> Exercise details
Using the records provided below, locate and copy each line that contains the word "express".

> Material for the task
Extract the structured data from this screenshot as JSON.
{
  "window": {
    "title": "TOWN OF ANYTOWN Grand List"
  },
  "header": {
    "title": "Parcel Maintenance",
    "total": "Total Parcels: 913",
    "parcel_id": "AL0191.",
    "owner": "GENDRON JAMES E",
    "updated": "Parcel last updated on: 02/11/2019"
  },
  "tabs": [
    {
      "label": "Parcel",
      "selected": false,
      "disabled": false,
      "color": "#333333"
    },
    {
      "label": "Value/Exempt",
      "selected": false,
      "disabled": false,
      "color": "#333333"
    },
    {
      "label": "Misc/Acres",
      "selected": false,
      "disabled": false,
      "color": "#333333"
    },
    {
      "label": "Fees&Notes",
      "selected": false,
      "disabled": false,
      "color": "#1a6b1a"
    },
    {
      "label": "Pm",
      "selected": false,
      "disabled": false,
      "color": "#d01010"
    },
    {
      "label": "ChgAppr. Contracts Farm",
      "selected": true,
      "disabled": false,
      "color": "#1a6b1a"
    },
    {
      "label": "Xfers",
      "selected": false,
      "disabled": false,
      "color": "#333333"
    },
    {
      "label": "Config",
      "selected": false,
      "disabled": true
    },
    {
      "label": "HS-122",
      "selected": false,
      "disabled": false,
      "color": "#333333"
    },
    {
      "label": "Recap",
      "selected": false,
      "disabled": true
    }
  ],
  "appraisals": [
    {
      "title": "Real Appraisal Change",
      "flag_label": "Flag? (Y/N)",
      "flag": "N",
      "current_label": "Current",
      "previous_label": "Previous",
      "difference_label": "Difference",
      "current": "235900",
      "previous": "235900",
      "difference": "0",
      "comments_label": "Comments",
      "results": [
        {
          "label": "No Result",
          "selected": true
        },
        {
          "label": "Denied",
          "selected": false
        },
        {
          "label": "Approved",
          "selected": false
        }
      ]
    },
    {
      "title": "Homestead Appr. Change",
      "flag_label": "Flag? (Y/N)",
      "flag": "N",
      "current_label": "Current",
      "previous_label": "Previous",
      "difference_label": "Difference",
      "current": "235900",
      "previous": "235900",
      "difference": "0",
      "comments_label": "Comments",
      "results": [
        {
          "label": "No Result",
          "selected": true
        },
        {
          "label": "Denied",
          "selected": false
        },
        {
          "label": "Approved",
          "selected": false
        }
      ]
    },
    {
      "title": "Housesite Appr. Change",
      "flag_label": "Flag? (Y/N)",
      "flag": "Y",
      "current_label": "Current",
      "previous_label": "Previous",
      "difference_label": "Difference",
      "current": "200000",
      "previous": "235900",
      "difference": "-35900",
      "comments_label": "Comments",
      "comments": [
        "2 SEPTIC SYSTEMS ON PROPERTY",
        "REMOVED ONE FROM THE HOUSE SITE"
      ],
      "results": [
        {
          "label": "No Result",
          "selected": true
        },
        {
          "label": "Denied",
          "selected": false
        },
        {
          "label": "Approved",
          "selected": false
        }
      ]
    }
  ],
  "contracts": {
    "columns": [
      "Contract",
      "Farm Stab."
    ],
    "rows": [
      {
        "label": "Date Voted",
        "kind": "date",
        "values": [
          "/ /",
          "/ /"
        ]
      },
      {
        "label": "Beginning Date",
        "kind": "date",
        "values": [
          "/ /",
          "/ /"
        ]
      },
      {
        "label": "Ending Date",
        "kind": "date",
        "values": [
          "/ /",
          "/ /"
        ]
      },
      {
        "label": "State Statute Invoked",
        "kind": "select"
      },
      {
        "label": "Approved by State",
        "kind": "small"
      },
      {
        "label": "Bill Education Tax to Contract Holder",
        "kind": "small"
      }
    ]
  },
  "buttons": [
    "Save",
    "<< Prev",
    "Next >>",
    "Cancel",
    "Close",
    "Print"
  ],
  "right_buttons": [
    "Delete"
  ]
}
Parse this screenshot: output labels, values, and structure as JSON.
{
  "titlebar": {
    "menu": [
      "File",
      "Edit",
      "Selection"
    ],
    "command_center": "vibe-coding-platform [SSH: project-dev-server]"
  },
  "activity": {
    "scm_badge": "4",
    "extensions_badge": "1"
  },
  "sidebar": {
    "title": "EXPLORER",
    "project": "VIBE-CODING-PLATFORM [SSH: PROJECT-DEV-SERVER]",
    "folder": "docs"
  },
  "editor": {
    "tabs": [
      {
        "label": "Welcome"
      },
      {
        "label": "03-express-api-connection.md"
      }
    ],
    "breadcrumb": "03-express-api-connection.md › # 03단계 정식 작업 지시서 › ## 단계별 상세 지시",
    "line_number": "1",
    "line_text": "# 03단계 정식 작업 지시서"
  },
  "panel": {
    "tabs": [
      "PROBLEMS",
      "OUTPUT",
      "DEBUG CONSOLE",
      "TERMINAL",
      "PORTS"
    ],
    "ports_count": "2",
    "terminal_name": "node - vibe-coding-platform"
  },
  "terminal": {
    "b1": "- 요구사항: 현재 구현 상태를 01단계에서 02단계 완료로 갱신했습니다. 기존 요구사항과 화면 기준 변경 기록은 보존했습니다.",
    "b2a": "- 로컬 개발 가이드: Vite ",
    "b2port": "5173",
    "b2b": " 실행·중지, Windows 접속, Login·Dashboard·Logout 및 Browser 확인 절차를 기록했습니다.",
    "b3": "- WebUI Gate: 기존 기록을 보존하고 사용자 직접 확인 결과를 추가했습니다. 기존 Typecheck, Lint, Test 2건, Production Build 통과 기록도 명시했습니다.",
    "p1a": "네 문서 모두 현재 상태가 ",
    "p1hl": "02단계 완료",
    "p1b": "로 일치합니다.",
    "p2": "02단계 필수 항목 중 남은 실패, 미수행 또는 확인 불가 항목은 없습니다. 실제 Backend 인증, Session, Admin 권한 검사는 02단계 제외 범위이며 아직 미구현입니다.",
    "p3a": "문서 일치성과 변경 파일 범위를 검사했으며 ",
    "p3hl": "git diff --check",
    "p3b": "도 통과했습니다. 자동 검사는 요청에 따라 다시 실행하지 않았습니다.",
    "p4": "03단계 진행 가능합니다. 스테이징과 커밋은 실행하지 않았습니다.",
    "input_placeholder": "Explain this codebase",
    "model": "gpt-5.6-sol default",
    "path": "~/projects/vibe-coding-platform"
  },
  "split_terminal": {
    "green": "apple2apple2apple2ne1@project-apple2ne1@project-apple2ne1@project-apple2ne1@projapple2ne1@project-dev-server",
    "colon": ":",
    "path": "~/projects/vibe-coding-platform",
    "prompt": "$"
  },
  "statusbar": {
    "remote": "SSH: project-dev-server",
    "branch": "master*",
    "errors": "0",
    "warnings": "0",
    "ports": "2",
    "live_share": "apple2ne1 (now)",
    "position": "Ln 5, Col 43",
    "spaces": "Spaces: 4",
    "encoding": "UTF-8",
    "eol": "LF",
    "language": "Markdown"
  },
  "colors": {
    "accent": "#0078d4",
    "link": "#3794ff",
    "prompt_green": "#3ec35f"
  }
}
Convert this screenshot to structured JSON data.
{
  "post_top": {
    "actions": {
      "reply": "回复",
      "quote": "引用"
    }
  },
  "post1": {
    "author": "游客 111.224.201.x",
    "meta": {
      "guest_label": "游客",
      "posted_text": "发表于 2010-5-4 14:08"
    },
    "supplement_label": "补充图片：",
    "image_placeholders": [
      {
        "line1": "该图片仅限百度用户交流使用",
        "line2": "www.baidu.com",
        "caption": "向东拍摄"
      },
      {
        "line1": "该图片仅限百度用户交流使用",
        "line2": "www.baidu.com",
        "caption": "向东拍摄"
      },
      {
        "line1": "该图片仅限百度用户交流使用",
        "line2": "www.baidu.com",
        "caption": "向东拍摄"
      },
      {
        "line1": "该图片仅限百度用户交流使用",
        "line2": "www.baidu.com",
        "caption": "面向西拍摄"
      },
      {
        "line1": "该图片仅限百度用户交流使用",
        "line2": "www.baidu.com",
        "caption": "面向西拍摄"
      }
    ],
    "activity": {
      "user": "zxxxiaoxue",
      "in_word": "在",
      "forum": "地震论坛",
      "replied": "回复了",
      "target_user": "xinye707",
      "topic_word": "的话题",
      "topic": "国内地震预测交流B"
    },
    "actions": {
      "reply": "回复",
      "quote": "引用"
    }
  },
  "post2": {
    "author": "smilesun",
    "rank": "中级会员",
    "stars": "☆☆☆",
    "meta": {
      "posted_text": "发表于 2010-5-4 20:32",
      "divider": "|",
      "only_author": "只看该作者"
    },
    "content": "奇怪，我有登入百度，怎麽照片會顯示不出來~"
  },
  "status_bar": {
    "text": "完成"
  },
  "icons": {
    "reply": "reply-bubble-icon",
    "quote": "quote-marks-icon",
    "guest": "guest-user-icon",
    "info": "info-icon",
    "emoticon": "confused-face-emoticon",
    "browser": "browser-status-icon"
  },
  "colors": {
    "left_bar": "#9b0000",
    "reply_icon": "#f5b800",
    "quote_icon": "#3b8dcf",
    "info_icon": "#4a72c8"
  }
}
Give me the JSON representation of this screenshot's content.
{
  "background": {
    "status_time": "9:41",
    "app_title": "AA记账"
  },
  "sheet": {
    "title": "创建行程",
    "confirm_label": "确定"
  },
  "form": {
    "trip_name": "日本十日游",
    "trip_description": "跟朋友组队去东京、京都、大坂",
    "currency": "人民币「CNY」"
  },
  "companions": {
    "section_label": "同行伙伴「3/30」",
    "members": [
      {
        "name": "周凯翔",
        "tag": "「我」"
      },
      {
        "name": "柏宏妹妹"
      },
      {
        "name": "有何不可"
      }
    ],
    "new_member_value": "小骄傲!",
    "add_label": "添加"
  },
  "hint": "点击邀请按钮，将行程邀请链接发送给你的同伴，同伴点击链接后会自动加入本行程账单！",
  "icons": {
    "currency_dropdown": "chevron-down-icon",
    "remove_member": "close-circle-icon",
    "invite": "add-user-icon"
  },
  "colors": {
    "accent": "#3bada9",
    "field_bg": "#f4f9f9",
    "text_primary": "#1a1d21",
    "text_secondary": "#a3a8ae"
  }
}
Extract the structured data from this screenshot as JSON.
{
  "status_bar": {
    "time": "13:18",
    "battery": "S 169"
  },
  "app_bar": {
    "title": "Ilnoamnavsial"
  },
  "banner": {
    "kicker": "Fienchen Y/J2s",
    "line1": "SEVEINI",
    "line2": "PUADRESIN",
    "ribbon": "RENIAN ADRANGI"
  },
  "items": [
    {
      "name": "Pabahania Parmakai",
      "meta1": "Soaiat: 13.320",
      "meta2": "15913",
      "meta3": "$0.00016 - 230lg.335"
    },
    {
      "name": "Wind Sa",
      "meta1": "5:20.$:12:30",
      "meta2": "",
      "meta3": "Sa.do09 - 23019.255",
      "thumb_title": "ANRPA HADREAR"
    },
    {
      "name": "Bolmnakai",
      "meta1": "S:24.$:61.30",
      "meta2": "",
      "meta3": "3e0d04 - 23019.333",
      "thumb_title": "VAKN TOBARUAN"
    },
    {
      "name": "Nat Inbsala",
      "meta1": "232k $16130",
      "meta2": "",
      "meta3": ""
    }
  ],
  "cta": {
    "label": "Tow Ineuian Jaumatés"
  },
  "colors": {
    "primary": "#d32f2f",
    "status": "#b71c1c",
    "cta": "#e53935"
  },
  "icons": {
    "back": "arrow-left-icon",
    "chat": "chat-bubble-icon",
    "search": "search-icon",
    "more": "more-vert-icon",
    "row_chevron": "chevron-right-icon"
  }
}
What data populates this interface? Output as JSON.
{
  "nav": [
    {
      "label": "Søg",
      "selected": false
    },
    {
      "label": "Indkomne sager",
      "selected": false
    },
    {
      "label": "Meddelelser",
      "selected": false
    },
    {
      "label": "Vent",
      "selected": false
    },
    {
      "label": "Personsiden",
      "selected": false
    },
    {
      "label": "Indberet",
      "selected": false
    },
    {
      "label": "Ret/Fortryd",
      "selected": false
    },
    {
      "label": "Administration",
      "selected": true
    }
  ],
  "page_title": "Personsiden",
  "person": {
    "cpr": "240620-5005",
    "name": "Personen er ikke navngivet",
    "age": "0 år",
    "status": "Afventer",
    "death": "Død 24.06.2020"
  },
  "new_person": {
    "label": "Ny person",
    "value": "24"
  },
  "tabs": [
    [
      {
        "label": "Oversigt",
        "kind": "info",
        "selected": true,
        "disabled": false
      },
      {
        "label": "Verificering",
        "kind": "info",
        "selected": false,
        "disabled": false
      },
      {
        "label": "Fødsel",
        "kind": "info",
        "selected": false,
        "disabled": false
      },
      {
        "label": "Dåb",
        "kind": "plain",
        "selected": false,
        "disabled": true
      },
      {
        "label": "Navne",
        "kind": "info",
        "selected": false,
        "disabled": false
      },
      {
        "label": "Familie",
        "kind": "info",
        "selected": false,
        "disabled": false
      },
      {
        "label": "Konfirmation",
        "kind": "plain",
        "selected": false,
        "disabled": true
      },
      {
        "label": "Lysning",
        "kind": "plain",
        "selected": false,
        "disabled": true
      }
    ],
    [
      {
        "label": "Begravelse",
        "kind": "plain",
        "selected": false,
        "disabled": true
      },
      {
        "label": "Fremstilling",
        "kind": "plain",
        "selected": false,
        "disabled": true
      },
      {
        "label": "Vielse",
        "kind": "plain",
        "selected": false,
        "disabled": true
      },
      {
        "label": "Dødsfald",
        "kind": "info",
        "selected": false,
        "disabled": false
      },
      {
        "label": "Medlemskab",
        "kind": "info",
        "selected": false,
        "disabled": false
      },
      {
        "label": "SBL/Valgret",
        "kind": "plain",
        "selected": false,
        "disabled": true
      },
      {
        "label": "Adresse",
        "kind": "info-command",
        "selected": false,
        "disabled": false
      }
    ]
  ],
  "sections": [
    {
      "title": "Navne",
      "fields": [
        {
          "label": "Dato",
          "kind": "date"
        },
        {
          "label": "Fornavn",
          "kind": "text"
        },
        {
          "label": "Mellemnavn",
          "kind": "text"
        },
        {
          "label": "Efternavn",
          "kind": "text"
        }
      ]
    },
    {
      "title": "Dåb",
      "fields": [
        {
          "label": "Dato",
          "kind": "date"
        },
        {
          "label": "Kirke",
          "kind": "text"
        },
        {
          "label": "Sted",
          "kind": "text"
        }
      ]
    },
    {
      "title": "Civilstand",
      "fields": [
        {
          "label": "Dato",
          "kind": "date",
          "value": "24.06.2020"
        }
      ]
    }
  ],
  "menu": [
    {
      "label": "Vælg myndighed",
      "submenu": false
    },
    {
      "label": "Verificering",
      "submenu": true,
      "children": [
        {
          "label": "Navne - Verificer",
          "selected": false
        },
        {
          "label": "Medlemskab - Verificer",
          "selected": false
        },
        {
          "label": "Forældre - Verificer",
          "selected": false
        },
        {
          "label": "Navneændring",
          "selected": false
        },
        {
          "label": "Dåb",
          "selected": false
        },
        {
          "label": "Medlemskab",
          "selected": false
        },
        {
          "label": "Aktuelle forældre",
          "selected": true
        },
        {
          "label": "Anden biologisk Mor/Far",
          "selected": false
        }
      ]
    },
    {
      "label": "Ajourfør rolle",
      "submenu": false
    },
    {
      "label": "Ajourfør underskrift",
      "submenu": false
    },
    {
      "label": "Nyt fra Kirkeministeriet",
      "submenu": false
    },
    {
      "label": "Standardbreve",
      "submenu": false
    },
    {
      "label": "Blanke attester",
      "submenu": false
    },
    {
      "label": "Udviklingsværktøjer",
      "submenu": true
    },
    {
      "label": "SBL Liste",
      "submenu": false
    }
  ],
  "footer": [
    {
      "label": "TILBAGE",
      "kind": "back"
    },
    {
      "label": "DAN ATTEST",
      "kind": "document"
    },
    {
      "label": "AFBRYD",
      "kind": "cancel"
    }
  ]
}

> Exercise output
        "label": "03-express-api-connection.md"
    "breadcrumb": "03-express-api-connection.md › # 03단계 정식 작업 지시서 › ## 단계별 상세 지시",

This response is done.